▸ PROVIDED PASSAGE:
□ □ □ □ □ □ □

2.2.1. Data Acquisition and Processing

Panoramic Data Acquisition

This study utilized an Insta360 Pro2 professional six-lens panoramic camera system (Arashi Vision Inc., Shenzhen, China) for the digital acquisition of the heritage spaces. Data collection was conducted during the stable spring phenological period (25–27 April 2024) in three Xishu Gardens: the Du Fu Thatched Cottage, San Su Shrine, and Wangjiang Tower Park. To approximate a typical human eye-level perspective, the capture height was uniformly set at 150 cm. Data were acquired during low visitation periods before and after the official opening hours (07:30–10:00 and 16:30–19:00) to minimize visitor interference and illumination fluctuations.

As shown in Figure 3, the spatial sampling point layout included the following: 88 viewpoints at the DFTC, 86 for SSS, and 70 for WTP. This process ultimately generated high-resolution panoramic sequence models (7680 × 3840 pixels), establishing a high-precision digital foundation that comprehensively covered the entire study area.

Behavioral Data Capture

This study employed the digital tracking of visitor behaviors using a self-developed panoramic twin-roaming web interface. The platform introduced a Behavioral Data Acquisition System (BDAS) built on WebGL technology, thereby synchronously capturing two core behavioral datasets during participants’ free exploration: viewpoint dwell time was measured through timestamp differences between browser ‘window.onload’ and ‘window.onbeforeunload’ events, precisely recording the duration of stay at each panoramic viewpoint; visit path sequences were computed using Dijkstra’s algorithm, which executed topological reconstructions of discrete viewpoint access records [42], generating complete touring routes. To enhance virtual roaming fluency, the system optimized viewpoint-loading speed via a Content Delivery Network (CDN) and dynamically refined panoramic image resolution using level-of-detail (LOD) technology [43,44]. The platform’s questionnaire system employed background asynchronous loading, thus enabling a temporal–spatial decoupling between evaluation operations and roaming behaviors.

Perceptual Data Acquisition

This study selected pleasure, aesthetics, and immediate behavioral responses as the core measurement indicators. Data collection employed a dual-dimensional synchronous scale: the affective dimension was based on Xudong Zhang et al.’s [45] online emotion measurement approach for panoramic web interfaces, combined with Likert scale standards [46], applying a “Mood Pleasure Level” scale (1 = very negative, 5 = very pleasant) to capture real-time emotional variations during exploration. Meanwhile, the cognitive dimension applied the Scenic Beauty Estimation (SBE) method, which has a well-established application basis in landscape quality assessment [47,48], by employing a “Landscape Aesthetic Quality” scale (1 = extremely unattractive, 5 = very attractive) to quantify spatial aesthetic judgments. Compared to traditional retrospective evaluations, this study implemented continuous response logging via an embedded, simplified questionnaire system, preserving data integrity while maintaining the continuity of behavioral processes.

2.2.2. Tour Route Clustering Identification

Building on the sequential trajectory clustering framework proposed by Huang et al., this study introduced a hybrid clustering model that integrated hierarchical clustering and K-medoids algorithms to identify patterns in tourist behavior. The input data consisted of multi-dimensional behavioral parameters collected from the panoramic twin-roaming platform, including four characteristic variables: path sequences, landscape node pleasure levels, landscape node aesthetic quality scores, and dwell durations. These parameters were organized into string-formatted access path sequences through the ordered linking of landscape nodes as core analytical objects. Path similarity measurement was conducted using the Levenshtein edit distance algorithm, constructing a dissimilarity matrix by calculating the minimum edit operations (insertions, deletions, and substitutions) required to transform one sequence into another., Higher dissimilarity values indicated lower path-pattern similarity.

□ □ □ □ □ □ □

▸ INFORMATION SHOWN:
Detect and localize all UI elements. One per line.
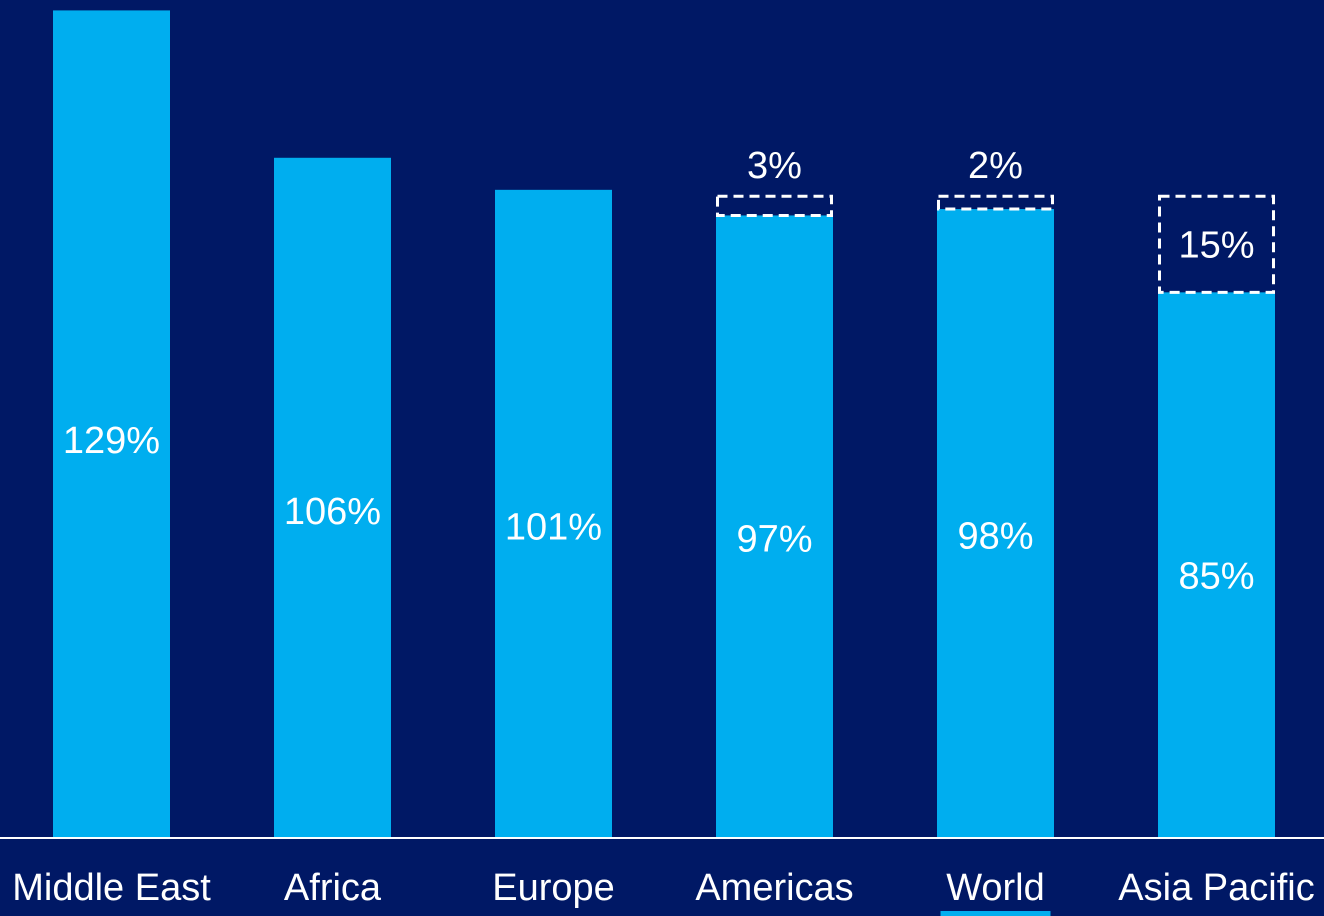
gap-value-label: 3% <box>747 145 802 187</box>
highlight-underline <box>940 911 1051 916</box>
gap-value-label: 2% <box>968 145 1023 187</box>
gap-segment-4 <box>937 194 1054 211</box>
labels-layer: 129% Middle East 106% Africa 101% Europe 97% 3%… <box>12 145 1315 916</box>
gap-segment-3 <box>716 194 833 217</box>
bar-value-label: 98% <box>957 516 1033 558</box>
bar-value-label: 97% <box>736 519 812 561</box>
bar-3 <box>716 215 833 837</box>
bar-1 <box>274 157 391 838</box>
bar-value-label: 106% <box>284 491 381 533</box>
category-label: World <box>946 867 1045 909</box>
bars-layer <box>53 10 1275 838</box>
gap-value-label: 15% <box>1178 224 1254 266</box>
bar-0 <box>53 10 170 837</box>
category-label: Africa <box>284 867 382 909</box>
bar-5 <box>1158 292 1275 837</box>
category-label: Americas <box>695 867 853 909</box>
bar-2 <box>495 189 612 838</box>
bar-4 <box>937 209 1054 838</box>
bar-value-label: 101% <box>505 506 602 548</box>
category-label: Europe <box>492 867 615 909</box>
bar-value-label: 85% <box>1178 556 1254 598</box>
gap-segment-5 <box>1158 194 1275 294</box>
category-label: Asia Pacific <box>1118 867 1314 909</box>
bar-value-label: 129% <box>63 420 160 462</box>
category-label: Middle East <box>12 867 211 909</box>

□ □ □ □ □ □ □

▸ EXERCISE INSTRUCTIONS:
**1.** In the Xishu Gardens passage, at what height was the panoramic camera set during capture?
**2.** Carry on the Xishu Gardens passage from the point where it stops.

▸ ANSWER SET:
**1.** 150 cm.

**2.**
The implementation process consisted of two main phases: (1) hierarchical clustering, the initial structural partitioning of path sequences using Ward’s minimum variance method, and (2) K-medoids optimization, the iterative refinement of the initial clustering results to eliminate noise interference. The optimal number of clusters was determined by systematically comparing the average silhouette coefficients across different cluster configurations. To verify the intracluster pattern homogeneity, the Longest Common Subsequence (LCS) algorithm extracted the maximum degrees of common subsequence matching within clusters, with preset thresholds filtering valid classification results [49]. This dual-algorithm synergy balanced computational stability and noise robustness: hierarchical clustering revealed the macro-topological characteristics of trajectory distributions, whereas K-medoids clustering enhanced local cluster structure resilience against interference. The complete computational workflow was executed using the R environment (v4.4.2) to ensure methodological reproducibility and computational efficiency.

2.2.3. Experimental Protocol

This study conducted online experiments using a self-developed panoramic digital twin platform from 1 to 30 September 2024, targeting five participant categories: university students, researchers, design professionals, heritage site managers, and professionals from other industries. These groups were selected based on their demonstrated interest in and comprehension of garden heritage, ensuring a balanced sample design that integrated professional expertise and broader public engagement. The experimental workflow comprised three phases.

(1)

System Pre-Adaptation Phase

The participants underwent platform training and familiarized themselves with the protocol.

• Cognitive Simulation Requirements: Establish a sense of virtual spatial immersion (predefined garden exploration scenarios).
• Hardware Configuration Standards: Computer terminals with stable internet connectivity.
• Interaction Constraints: A continuous browsing duration of at least 10 min with tab-switching operations.

(2)

Baseline Data Collection Phase

• Demographic Characteristics: Professional category and disciplinary background (multiselection classification).
• Experience Profiling: Historical garden visitation experience and familiarity (5-point Likert scale).
• Ethical Compliance: Electronic informed consent forms (including data usage authorization clauses).

(3)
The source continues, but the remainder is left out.